-------- ROWS
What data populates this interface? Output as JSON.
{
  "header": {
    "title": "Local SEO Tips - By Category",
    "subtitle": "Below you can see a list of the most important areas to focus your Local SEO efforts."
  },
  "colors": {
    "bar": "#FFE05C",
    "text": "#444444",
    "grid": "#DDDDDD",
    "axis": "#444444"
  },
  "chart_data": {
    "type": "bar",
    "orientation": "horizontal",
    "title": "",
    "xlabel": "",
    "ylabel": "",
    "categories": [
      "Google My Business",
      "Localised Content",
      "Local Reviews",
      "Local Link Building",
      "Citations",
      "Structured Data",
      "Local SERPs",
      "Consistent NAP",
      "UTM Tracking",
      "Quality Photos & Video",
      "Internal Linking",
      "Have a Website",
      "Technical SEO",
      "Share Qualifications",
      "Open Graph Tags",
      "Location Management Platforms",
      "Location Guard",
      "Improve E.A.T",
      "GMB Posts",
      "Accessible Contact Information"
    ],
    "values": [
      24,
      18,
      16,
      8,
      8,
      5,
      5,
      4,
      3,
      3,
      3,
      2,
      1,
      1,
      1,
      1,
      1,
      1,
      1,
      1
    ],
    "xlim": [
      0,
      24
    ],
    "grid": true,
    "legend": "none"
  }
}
----------------
_EXERCISE OBJECTIVE:_
Write out the entries above word for word.

_SOLUTION:_
What data populates this interface? Output as JSON.
{
  "header": {
    "title": "Local SEO Tips - By Category",
    "subtitle": "Below you can see a list of the most important areas to focus your Local SEO efforts."
  },
  "colors": {
    "bar": "#FFE05C",
    "text": "#444444",
    "grid": "#DDDDDD",
    "axis": "#444444"
  },
  "chart_data": {
    "type": "bar",
    "orientation": "horizontal",
    "title": "",
    "xlabel": "",
    "ylabel": "",
    "categories": [
      "Google My Business",
      "Localised Content",
      "Local Reviews",
      "Local Link Building",
      "Citations",
      "Structured Data",
      "Local SERPs",
      "Consistent NAP",
      "UTM Tracking",
      "Quality Photos & Video",
      "Internal Linking",
      "Have a Website",
      "Technical SEO",
      "Share Qualifications",
      "Open Graph Tags",
      "Location Management Platforms",
      "Location Guard",
      "Improve E.A.T",
      "GMB Posts",
      "Accessible Contact Information"
    ],
    "values": [
      24,
      18,
      16,
      8,
      8,
      5,
      5,
      4,
      3,
      3,
      3,
      2,
      1,
      1,
      1,
      1,
      1,
      1,
      1,
      1
    ],
    "xlim": [
      0,
      24
    ],
    "grid": true,
    "legend": "none"
  }
}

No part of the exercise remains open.